Report how many lines hold the word "value"; give nothing but the number.

§ Records about charts and figures
------------------------------------------------

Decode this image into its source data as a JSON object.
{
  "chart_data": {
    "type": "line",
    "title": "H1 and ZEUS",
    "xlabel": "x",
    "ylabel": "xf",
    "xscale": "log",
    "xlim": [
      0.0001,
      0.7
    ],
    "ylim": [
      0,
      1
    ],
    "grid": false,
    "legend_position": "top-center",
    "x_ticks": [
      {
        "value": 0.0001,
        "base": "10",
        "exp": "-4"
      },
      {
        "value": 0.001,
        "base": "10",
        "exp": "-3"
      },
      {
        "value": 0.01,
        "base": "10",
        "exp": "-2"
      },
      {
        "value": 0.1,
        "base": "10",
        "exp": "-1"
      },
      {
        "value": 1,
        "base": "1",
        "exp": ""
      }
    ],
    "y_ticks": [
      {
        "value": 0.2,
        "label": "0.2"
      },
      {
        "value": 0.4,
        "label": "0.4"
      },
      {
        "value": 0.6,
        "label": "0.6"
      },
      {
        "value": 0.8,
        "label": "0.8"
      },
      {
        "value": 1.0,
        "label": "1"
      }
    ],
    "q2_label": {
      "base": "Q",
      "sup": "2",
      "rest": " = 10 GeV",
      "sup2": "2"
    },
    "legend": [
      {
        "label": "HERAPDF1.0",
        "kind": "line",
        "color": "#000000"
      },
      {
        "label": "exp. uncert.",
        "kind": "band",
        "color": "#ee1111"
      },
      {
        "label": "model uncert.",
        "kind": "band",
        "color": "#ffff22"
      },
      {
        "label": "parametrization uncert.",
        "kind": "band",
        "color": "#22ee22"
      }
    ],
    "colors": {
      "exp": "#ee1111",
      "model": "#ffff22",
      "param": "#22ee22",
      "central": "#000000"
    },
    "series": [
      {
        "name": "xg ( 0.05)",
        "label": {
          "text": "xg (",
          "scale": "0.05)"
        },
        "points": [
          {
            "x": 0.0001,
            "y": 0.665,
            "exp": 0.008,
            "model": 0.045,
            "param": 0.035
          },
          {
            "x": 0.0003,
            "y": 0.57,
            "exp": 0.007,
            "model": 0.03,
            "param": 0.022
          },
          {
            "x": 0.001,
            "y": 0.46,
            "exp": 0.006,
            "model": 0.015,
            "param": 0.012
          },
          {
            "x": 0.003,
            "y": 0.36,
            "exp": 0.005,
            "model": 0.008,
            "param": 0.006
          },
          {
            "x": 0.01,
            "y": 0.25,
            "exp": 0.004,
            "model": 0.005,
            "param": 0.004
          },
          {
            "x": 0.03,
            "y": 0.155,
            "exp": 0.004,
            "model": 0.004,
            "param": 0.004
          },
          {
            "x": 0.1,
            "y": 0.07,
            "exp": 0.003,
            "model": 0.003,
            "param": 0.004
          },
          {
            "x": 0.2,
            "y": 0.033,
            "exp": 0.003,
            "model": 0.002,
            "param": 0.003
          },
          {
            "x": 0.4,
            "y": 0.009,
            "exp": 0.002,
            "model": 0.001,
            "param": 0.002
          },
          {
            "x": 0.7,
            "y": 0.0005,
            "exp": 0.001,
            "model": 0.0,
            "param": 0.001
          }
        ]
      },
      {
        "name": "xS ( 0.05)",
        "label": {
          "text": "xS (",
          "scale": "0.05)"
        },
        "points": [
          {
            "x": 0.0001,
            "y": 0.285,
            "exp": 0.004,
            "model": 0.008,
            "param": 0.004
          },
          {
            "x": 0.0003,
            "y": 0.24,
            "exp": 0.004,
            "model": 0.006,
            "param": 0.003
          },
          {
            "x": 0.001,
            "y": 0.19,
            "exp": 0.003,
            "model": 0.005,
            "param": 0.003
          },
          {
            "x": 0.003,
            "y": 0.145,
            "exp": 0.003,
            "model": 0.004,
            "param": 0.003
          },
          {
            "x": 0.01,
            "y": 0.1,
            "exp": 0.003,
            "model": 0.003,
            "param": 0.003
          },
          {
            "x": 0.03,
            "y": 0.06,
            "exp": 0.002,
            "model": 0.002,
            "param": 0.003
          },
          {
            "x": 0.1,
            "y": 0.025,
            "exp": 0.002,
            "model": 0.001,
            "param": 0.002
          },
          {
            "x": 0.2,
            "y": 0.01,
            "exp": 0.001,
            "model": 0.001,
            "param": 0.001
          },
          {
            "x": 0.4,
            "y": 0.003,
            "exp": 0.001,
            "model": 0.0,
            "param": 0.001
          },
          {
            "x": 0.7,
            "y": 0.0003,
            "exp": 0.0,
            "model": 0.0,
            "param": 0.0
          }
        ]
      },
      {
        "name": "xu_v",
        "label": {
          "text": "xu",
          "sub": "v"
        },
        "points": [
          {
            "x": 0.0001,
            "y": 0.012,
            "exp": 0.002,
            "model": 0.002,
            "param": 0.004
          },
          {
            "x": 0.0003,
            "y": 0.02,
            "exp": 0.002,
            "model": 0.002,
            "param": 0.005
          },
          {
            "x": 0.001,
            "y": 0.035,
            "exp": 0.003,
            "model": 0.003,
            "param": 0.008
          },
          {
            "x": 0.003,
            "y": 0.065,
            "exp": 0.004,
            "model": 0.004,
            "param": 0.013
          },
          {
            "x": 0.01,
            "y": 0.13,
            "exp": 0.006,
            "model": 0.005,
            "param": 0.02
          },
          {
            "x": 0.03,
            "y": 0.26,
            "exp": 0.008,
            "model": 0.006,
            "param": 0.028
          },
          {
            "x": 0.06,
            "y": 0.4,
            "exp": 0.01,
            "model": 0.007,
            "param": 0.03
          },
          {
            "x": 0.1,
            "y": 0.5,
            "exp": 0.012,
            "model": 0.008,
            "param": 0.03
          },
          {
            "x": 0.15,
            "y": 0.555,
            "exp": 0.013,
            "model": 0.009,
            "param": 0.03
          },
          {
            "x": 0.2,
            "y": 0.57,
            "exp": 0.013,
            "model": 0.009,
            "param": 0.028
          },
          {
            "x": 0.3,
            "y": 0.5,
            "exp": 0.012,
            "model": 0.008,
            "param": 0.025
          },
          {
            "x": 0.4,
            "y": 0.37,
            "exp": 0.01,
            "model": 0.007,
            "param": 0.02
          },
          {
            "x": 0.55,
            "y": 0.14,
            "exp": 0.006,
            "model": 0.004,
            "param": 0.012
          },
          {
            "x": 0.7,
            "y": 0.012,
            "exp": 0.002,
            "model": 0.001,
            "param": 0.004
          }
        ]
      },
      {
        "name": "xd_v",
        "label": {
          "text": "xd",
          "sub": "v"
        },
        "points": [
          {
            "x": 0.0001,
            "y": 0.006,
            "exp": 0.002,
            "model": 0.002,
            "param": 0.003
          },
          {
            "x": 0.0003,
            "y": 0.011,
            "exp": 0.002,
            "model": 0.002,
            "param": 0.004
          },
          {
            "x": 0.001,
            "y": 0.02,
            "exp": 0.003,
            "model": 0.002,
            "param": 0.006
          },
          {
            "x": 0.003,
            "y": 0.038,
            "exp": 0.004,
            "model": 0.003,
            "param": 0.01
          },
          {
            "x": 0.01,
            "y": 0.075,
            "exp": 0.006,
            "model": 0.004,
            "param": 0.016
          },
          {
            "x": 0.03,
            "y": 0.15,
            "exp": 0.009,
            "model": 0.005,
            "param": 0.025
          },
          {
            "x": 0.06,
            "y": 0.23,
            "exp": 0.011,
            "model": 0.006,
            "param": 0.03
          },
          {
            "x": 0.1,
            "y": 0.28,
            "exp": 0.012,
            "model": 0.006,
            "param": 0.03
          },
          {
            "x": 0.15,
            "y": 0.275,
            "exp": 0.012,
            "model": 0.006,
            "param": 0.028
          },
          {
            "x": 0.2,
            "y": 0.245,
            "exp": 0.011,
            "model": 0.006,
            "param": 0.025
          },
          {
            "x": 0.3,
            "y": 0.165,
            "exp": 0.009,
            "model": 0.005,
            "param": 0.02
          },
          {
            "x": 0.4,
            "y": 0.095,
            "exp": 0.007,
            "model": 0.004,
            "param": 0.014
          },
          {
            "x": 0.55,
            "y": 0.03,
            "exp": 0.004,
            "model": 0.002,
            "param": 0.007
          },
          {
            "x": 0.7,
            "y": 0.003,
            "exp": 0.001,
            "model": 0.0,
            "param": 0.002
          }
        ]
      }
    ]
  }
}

------------------------------------------------

§ THE RESPONSE
10